> Data for the task

[START]

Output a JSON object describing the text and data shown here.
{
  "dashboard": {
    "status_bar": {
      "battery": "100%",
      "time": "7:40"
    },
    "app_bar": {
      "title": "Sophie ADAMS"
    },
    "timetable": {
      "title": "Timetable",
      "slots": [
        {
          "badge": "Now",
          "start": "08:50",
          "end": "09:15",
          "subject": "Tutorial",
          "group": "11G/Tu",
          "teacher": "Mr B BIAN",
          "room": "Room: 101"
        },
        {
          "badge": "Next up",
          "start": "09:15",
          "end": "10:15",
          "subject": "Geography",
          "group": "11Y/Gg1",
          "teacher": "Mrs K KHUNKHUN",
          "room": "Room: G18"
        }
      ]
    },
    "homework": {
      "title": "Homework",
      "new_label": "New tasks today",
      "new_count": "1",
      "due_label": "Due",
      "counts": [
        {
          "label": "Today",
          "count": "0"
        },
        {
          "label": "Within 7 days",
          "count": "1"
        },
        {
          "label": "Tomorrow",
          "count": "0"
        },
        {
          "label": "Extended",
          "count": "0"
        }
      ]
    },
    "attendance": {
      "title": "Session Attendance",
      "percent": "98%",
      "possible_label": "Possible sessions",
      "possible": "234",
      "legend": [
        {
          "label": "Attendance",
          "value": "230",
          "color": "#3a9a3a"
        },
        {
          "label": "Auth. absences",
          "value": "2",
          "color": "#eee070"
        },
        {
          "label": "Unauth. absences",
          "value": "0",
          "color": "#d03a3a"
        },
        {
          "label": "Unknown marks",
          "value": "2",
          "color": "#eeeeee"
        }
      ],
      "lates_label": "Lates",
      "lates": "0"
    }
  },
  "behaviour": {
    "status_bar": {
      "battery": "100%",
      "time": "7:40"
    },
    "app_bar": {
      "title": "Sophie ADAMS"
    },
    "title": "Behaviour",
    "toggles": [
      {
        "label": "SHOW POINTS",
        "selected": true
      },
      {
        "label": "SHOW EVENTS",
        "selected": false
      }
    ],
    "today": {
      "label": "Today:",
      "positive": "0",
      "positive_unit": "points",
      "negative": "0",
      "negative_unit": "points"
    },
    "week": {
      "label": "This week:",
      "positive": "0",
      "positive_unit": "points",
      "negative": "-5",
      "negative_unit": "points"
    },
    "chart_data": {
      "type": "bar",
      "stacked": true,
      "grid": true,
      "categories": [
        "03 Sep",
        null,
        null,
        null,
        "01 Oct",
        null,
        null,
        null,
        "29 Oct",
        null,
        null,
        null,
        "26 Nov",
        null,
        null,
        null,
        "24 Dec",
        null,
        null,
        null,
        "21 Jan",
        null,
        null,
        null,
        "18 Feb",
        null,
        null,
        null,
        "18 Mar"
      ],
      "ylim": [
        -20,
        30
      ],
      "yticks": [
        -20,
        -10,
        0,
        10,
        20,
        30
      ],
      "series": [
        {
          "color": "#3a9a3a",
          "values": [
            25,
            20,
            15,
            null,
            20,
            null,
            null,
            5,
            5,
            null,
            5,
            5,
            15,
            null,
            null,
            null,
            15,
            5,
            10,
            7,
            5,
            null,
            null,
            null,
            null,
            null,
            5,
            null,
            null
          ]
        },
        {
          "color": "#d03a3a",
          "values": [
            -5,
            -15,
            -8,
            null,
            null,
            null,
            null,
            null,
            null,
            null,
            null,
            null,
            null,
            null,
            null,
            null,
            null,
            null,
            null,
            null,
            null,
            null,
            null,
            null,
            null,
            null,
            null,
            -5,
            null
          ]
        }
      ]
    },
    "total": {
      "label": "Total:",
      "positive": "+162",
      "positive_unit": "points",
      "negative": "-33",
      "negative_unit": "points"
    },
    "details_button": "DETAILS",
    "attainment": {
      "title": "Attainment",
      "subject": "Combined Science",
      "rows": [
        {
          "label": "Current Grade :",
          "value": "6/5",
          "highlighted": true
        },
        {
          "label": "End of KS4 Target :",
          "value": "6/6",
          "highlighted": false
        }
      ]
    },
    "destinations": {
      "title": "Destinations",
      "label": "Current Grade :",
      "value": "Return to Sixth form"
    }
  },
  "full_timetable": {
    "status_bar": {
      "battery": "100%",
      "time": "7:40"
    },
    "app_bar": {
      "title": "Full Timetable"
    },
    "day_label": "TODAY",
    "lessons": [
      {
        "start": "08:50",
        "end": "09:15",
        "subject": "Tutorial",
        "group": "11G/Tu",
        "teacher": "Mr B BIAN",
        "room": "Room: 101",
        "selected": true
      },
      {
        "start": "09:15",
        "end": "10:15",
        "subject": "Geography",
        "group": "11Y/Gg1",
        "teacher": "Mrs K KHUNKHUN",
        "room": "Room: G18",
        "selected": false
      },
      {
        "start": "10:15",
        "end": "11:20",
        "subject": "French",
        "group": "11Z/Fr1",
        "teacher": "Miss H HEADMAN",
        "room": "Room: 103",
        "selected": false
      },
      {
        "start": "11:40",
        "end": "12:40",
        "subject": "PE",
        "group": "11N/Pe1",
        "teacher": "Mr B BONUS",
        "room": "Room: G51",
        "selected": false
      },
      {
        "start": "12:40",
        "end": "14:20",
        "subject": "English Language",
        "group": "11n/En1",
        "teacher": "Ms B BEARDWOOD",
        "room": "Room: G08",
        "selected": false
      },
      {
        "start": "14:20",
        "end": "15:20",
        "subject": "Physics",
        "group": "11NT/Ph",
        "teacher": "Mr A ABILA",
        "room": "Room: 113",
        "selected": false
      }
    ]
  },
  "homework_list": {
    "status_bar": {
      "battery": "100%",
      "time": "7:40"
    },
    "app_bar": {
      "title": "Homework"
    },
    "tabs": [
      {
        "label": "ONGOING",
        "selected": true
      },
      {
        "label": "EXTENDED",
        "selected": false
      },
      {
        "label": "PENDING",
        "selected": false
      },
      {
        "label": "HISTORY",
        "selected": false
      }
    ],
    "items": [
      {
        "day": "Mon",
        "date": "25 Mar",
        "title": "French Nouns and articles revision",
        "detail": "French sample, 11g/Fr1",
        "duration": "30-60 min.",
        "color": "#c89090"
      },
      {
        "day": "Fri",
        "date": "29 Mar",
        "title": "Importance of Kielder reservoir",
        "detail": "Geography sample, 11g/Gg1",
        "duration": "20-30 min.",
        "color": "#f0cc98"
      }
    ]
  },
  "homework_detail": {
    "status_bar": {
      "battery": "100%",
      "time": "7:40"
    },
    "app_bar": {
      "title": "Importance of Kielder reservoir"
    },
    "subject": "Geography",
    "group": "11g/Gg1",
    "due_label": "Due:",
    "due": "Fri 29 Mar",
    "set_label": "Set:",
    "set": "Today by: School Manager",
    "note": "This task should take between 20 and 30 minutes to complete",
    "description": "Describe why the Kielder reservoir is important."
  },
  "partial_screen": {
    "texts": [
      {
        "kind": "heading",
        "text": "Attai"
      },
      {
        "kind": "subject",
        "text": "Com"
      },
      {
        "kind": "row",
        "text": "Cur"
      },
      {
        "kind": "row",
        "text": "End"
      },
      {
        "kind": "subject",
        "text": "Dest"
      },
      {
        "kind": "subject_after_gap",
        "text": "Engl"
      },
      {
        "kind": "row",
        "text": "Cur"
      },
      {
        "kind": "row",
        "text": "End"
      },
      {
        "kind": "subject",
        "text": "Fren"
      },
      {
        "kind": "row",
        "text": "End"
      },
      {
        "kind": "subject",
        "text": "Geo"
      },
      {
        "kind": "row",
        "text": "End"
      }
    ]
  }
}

[END]
[START]

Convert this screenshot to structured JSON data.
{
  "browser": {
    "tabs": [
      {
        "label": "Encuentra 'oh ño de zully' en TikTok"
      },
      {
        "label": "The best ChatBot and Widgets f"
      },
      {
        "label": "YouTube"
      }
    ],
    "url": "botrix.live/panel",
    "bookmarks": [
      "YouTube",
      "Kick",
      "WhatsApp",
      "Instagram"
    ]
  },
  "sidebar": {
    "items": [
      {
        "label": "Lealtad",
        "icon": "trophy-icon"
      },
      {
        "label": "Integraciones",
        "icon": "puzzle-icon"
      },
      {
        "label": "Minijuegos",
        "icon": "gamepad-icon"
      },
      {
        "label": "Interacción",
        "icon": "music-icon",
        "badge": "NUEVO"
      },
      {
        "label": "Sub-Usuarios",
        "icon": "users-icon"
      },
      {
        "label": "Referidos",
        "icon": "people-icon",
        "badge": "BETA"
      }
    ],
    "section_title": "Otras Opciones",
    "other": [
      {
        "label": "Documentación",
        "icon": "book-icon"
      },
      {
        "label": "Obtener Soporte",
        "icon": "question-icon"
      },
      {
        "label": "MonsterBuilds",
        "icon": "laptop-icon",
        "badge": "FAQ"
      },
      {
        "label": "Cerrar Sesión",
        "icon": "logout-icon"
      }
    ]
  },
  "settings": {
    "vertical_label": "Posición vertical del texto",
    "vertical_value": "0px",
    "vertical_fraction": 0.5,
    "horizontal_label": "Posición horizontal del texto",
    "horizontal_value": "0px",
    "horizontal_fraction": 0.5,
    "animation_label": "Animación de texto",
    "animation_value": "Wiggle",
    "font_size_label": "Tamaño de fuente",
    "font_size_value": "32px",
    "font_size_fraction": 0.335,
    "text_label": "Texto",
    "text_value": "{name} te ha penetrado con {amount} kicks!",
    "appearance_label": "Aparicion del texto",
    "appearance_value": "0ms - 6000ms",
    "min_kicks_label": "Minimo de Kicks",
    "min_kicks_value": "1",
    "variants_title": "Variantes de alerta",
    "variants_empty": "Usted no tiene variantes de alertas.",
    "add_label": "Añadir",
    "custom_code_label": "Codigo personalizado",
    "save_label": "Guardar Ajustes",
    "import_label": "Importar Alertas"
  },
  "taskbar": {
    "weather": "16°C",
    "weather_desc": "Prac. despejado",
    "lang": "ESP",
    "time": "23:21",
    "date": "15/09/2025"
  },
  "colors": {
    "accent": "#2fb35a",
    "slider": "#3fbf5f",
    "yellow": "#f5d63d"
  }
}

[END]

In the entries above, find each line with the word "Importance" and copy it.

        "title": "Importance of Kielder reservoir",
      "title": "Importance of Kielder reservoir"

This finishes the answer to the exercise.